**What is required:** Your task is to transcribe the data in full.

[Items from a data source]

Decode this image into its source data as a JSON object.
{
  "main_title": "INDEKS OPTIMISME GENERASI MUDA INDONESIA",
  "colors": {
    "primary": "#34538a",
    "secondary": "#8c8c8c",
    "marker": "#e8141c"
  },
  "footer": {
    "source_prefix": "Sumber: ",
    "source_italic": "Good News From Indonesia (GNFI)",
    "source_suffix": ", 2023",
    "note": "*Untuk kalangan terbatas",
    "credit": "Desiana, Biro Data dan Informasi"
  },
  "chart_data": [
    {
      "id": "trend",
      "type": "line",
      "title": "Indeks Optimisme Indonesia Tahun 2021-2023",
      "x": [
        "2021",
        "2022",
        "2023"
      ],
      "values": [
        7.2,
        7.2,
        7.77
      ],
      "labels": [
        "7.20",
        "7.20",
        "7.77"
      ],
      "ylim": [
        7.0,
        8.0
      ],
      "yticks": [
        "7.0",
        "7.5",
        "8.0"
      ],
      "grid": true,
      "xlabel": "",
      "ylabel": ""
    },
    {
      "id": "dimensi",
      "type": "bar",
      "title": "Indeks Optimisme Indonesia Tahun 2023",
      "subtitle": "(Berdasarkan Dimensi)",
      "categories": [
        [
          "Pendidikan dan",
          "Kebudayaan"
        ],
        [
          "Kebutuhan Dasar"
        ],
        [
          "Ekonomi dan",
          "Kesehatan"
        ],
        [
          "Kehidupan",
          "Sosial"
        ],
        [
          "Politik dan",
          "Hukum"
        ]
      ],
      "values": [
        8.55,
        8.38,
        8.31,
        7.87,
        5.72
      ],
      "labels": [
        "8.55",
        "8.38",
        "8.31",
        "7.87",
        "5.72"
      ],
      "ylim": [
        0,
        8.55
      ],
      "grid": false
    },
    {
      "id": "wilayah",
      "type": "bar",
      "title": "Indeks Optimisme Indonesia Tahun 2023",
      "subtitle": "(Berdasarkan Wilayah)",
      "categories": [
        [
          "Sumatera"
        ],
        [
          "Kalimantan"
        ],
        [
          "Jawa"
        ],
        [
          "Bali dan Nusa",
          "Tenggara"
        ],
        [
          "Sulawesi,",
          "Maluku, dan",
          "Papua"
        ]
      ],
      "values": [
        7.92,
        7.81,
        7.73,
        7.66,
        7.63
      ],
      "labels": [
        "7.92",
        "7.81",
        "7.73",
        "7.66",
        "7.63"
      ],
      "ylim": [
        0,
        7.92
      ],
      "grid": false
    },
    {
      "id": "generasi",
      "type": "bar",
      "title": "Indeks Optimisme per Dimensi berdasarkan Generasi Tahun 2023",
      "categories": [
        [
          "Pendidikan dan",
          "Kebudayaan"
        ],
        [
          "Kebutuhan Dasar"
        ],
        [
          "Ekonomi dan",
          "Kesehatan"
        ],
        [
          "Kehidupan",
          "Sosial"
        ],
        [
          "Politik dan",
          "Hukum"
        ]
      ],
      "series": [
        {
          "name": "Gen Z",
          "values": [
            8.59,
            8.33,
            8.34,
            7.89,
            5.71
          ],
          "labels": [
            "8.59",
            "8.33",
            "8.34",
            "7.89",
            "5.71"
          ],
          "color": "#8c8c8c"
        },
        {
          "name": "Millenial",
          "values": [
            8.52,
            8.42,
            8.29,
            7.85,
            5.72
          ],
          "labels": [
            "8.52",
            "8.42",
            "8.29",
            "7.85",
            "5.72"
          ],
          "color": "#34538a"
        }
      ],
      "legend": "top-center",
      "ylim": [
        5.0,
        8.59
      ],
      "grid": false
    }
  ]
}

**Response to the exercise:**
Decode this image into its source data as a JSON object.
{
  "main_title": "INDEKS OPTIMISME GENERASI MUDA INDONESIA",
  "colors": {
    "primary": "#34538a",
    "secondary": "#8c8c8c",
    "marker": "#e8141c"
  },
  "footer": {
    "source_prefix": "Sumber: ",
    "source_italic": "Good News From Indonesia (GNFI)",
    "source_suffix": ", 2023",
    "note": "*Untuk kalangan terbatas",
    "credit": "Desiana, Biro Data dan Informasi"
  },
  "chart_data": [
    {
      "id": "trend",
      "type": "line",
      "title": "Indeks Optimisme Indonesia Tahun 2021-2023",
      "x": [
        "2021",
        "2022",
        "2023"
      ],
      "values": [
        7.2,
        7.2,
        7.77
      ],
      "labels": [
        "7.20",
        "7.20",
        "7.77"
      ],
      "ylim": [
        7.0,
        8.0
      ],
      "yticks": [
        "7.0",
        "7.5",
        "8.0"
      ],
      "grid": true,
      "xlabel": "",
      "ylabel": ""
    },
    {
      "id": "dimensi",
      "type": "bar",
      "title": "Indeks Optimisme Indonesia Tahun 2023",
      "subtitle": "(Berdasarkan Dimensi)",
      "categories": [
        [
          "Pendidikan dan",
          "Kebudayaan"
        ],
        [
          "Kebutuhan Dasar"
        ],
        [
          "Ekonomi dan",
          "Kesehatan"
        ],
        [
          "Kehidupan",
          "Sosial"
        ],
        [
          "Politik dan",
          "Hukum"
        ]
      ],
      "values": [
        8.55,
        8.38,
        8.31,
        7.87,
        5.72
      ],
      "labels": [
        "8.55",
        "8.38",
        "8.31",
        "7.87",
        "5.72"
      ],
      "ylim": [
        0,
        8.55
      ],
      "grid": false
    },
    {
      "id": "wilayah",
      "type": "bar",
      "title": "Indeks Optimisme Indonesia Tahun 2023",
      "subtitle": "(Berdasarkan Wilayah)",
      "categories": [
        [
          "Sumatera"
        ],
        [
          "Kalimantan"
        ],
        [
          "Jawa"
        ],
        [
          "Bali dan Nusa",
          "Tenggara"
        ],
        [
          "Sulawesi,",
          "Maluku, dan",
          "Papua"
        ]
      ],
      "values": [
        7.92,
        7.81,
        7.73,
        7.66,
        7.63
      ],
      "labels": [
        "7.92",
        "7.81",
        "7.73",
        "7.66",
        "7.63"
      ],
      "ylim": [
        0,
        7.92
      ],
      "grid": false
    },
    {
      "id": "generasi",
      "type": "bar",
      "title": "Indeks Optimisme per Dimensi berdasarkan Generasi Tahun 2023",
      "categories": [
        [
          "Pendidikan dan",
          "Kebudayaan"
        ],
        [
          "Kebutuhan Dasar"
        ],
        [
          "Ekonomi dan",
          "Kesehatan"
        ],
        [
          "Kehidupan",
          "Sosial"
        ],
        [
          "Politik dan",
          "Hukum"
        ]
      ],
      "series": [
        {
          "name": "Gen Z",
          "values": [
            8.59,
            8.33,
            8.34,
            7.89,
            5.71
          ],
          "labels": [
            "8.59",
            "8.33",
            "8.34",
            "7.89",
            "5.71"
          ],
          "color": "#8c8c8c"
        },
        {
          "name": "Millenial",
          "values": [
            8.52,
            8.42,
            8.29,
            7.85,
            5.72
          ],
          "labels": [
            "8.52",
            "8.42",
            "8.29",
            "7.85",
            "5.72"
          ],
          "color": "#34538a"
        }
      ],
      "legend": "top-center",
      "ylim": [
        5.0,
        8.59
      ],
      "grid": false
    }
  ]
}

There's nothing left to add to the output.